--- START OF Records supplied ---

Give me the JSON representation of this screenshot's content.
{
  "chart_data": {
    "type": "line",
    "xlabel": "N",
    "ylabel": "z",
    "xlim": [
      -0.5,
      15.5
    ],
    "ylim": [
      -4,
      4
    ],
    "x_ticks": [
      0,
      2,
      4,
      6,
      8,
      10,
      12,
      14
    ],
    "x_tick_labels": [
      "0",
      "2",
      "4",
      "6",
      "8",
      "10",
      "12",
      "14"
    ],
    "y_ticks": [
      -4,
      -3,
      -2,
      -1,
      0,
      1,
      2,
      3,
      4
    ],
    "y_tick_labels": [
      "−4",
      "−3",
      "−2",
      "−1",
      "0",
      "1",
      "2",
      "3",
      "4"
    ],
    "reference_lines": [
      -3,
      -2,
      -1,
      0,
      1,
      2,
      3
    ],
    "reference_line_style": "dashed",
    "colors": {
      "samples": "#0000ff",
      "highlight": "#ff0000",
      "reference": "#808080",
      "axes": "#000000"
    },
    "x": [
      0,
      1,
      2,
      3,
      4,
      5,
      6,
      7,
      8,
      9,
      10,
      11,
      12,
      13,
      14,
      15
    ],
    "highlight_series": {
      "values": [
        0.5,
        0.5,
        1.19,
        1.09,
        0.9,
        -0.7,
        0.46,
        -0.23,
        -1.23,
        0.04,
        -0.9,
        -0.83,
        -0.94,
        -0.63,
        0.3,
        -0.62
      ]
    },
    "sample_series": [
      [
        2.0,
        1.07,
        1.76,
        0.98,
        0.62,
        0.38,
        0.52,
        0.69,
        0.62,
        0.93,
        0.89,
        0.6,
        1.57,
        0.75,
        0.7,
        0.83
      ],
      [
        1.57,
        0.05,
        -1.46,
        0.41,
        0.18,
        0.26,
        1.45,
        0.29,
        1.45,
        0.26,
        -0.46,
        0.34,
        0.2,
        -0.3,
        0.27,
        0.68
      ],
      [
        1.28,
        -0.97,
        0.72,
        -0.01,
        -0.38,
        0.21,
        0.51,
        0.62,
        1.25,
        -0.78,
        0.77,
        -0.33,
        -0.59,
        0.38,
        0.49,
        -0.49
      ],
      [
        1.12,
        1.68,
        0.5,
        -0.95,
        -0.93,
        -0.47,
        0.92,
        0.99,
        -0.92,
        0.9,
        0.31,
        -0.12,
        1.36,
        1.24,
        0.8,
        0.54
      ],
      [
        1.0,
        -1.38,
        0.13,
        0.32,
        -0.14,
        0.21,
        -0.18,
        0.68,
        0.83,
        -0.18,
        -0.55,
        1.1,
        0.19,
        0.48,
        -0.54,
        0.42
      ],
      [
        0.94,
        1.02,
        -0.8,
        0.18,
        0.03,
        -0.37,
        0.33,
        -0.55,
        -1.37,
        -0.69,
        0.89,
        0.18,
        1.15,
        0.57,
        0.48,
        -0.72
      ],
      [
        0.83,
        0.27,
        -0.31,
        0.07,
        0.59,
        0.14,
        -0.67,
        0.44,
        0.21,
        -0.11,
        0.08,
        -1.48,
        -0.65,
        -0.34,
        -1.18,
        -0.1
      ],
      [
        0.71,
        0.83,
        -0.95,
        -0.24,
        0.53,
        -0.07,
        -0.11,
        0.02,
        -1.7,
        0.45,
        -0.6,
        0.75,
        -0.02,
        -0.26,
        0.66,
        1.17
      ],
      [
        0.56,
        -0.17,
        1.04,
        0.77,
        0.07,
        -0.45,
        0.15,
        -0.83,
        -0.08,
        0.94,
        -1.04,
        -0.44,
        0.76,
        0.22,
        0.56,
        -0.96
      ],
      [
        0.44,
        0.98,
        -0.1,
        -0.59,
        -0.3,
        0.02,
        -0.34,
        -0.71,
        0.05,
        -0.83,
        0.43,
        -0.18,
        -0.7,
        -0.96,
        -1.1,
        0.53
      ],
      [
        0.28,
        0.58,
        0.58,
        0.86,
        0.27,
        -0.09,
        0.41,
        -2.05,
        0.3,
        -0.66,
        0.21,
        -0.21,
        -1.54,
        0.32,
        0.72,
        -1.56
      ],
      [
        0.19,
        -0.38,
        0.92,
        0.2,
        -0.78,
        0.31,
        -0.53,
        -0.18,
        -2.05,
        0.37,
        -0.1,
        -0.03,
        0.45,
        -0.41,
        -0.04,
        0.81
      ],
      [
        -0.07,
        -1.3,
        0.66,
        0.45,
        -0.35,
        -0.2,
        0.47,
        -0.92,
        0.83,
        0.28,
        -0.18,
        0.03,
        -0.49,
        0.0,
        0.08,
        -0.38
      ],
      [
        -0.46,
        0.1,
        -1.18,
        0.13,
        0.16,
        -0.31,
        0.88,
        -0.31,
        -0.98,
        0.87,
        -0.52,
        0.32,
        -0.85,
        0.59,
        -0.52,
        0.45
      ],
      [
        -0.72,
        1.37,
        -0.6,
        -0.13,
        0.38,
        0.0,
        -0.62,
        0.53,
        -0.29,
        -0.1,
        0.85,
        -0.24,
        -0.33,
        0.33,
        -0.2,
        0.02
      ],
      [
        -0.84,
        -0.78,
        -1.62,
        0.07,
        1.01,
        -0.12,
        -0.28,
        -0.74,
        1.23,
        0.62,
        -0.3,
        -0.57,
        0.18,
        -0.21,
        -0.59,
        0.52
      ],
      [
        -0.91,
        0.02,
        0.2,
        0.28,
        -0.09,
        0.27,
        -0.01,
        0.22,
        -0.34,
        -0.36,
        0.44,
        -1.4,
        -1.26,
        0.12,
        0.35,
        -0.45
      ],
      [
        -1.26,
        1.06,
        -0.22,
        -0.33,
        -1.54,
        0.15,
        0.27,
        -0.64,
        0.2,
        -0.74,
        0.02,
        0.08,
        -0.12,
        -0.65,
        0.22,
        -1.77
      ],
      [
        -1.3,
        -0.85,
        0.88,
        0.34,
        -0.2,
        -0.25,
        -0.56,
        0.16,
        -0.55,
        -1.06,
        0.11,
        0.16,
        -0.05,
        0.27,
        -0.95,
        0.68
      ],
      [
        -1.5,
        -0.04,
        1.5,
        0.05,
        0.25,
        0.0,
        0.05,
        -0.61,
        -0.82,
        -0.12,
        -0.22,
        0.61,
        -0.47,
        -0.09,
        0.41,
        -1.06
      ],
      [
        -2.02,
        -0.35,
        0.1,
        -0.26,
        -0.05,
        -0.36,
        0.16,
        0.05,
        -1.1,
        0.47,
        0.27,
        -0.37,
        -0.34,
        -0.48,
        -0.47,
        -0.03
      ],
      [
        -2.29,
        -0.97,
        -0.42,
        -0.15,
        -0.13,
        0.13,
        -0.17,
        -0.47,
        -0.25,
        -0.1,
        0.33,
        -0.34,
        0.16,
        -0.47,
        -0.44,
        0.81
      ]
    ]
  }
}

--- END OF Records supplied ---

→ **Problem statement**:
Go through the records above and retype each one exactly.

→ **Reply to the task**:
Give me the JSON representation of this screenshot's content.
{
  "chart_data": {
    "type": "line",
    "xlabel": "N",
    "ylabel": "z",
    "xlim": [
      -0.5,
      15.5
    ],
    "ylim": [
      -4,
      4
    ],
    "x_ticks": [
      0,
      2,
      4,
      6,
      8,
      10,
      12,
      14
    ],
    "x_tick_labels": [
      "0",
      "2",
      "4",
      "6",
      "8",
      "10",
      "12",
      "14"
    ],
    "y_ticks": [
      -4,
      -3,
      -2,
      -1,
      0,
      1,
      2,
      3,
      4
    ],
    "y_tick_labels": [
      "−4",
      "−3",
      "−2",
      "−1",
      "0",
      "1",
      "2",
      "3",
      "4"
    ],
    "reference_lines": [
      -3,
      -2,
      -1,
      0,
      1,
      2,
      3
    ],
    "reference_line_style": "dashed",
    "colors": {
      "samples": "#0000ff",
      "highlight": "#ff0000",
      "reference": "#808080",
      "axes": "#000000"
    },
    "x": [
      0,
      1,
      2,
      3,
      4,
      5,
      6,
      7,
      8,
      9,
      10,
      11,
      12,
      13,
      14,
      15
    ],
    "highlight_series": {
      "values": [
        0.5,
        0.5,
        1.19,
        1.09,
        0.9,
        -0.7,
        0.46,
        -0.23,
        -1.23,
        0.04,
        -0.9,
        -0.83,
        -0.94,
        -0.63,
        0.3,
        -0.62
      ]
    },
    "sample_series": [
      [
        2.0,
        1.07,
        1.76,
        0.98,
        0.62,
        0.38,
        0.52,
        0.69,
        0.62,
        0.93,
        0.89,
        0.6,
        1.57,
        0.75,
        0.7,
        0.83
      ],
      [
        1.57,
        0.05,
        -1.46,
        0.41,
        0.18,
        0.26,
        1.45,
        0.29,
        1.45,
        0.26,
        -0.46,
        0.34,
        0.2,
        -0.3,
        0.27,
        0.68
      ],
      [
        1.28,
        -0.97,
        0.72,
        -0.01,
        -0.38,
        0.21,
        0.51,
        0.62,
        1.25,
        -0.78,
        0.77,
        -0.33,
        -0.59,
        0.38,
        0.49,
        -0.49
      ],
      [
        1.12,
        1.68,
        0.5,
        -0.95,
        -0.93,
        -0.47,
        0.92,
        0.99,
        -0.92,
        0.9,
        0.31,
        -0.12,
        1.36,
        1.24,
        0.8,
        0.54
      ],
      [
        1.0,
        -1.38,
        0.13,
        0.32,
        -0.14,
        0.21,
        -0.18,
        0.68,
        0.83,
        -0.18,
        -0.55,
        1.1,
        0.19,
        0.48,
        -0.54,
        0.42
      ],
      [
        0.94,
        1.02,
        -0.8,
        0.18,
        0.03,
        -0.37,
        0.33,
        -0.55,
        -1.37,
        -0.69,
        0.89,
        0.18,
        1.15,
        0.57,
        0.48,
        -0.72
      ],
      [
        0.83,
        0.27,
        -0.31,
        0.07,
        0.59,
        0.14,
        -0.67,
        0.44,
        0.21,
        -0.11,
        0.08,
        -1.48,
        -0.65,
        -0.34,
        -1.18,
        -0.1
      ],
      [
        0.71,
        0.83,
        -0.95,
        -0.24,
        0.53,
        -0.07,
        -0.11,
        0.02,
        -1.7,
        0.45,
        -0.6,
        0.75,
        -0.02,
        -0.26,
        0.66,
        1.17
      ],
      [
        0.56,
        -0.17,
        1.04,
        0.77,
        0.07,
        -0.45,
        0.15,
        -0.83,
        -0.08,
        0.94,
        -1.04,
        -0.44,
        0.76,
        0.22,
        0.56,
        -0.96
      ],
      [
        0.44,
        0.98,
        -0.1,
        -0.59,
        -0.3,
        0.02,
        -0.34,
        -0.71,
        0.05,
        -0.83,
        0.43,
        -0.18,
        -0.7,
        -0.96,
        -1.1,
        0.53
      ],
      [
        0.28,
        0.58,
        0.58,
        0.86,
        0.27,
        -0.09,
        0.41,
        -2.05,
        0.3,
        -0.66,
        0.21,
        -0.21,
        -1.54,
        0.32,
        0.72,
        -1.56
      ],
      [
        0.19,
        -0.38,
        0.92,
        0.2,
        -0.78,
        0.31,
        -0.53,
        -0.18,
        -2.05,
        0.37,
        -0.1,
        -0.03,
        0.45,
        -0.41,
        -0.04,
        0.81
      ],
      [
        -0.07,
        -1.3,
        0.66,
        0.45,
        -0.35,
        -0.2,
        0.47,
        -0.92,
        0.83,
        0.28,
        -0.18,
        0.03,
        -0.49,
        0.0,
        0.08,
        -0.38
      ],
      [
        -0.46,
        0.1,
        -1.18,
        0.13,
        0.16,
        -0.31,
        0.88,
        -0.31,
        -0.98,
        0.87,
        -0.52,
        0.32,
        -0.85,
        0.59,
        -0.52,
        0.45
      ],
      [
        -0.72,
        1.37,
        -0.6,
        -0.13,
        0.38,
        0.0,
        -0.62,
        0.53,
        -0.29,
        -0.1,
        0.85,
        -0.24,
        -0.33,
        0.33,
        -0.2,
        0.02
      ],
      [
        -0.84,
        -0.78,
        -1.62,
        0.07,
        1.01,
        -0.12,
        -0.28,
        -0.74,
        1.23,
        0.62,
        -0.3,
        -0.57,
        0.18,
        -0.21,
        -0.59,
        0.52
      ],
      [
        -0.91,
        0.02,
        0.2,
        0.28,
        -0.09,
        0.27,
        -0.01,
        0.22,
        -0.34,
        -0.36,
        0.44,
        -1.4,
        -1.26,
        0.12,
        0.35,
        -0.45
      ],
      [
        -1.26,
        1.06,
        -0.22,
        -0.33,
        -1.54,
        0.15,
        0.27,
        -0.64,
        0.2,
        -0.74,
        0.02,
        0.08,
        -0.12,
        -0.65,
        0.22,
        -1.77
      ],
      [
        -1.3,
        -0.85,
        0.88,
        0.34,
        -0.2,
        -0.25,
        -0.56,
        0.16,
        -0.55,
        -1.06,
        0.11,
        0.16,
        -0.05,
        0.27,
        -0.95,
        0.68
      ],
      [
        -1.5,
        -0.04,
        1.5,
        0.05,
        0.25,
        0.0,
        0.05,
        -0.61,
        -0.82,
        -0.12,
        -0.22,
        0.61,
        -0.47,
        -0.09,
        0.41,
        -1.06
      ],
      [
        -2.02,
        -0.35,
        0.1,
        -0.26,
        -0.05,
        -0.36,
        0.16,
        0.05,
        -1.1,
        0.47,
        0.27,
        -0.37,
        -0.34,
        -0.48,
        -0.47,
        -0.03
      ],
      [
        -2.29,
        -0.97,
        -0.42,
        -0.15,
        -0.13,
        0.13,
        -0.17,
        -0.47,
        -0.25,
        -0.1,
        0.33,
        -0.34,
        0.16,
        -0.47,
        -0.44,
        0.81
      ]
    ]
  }
}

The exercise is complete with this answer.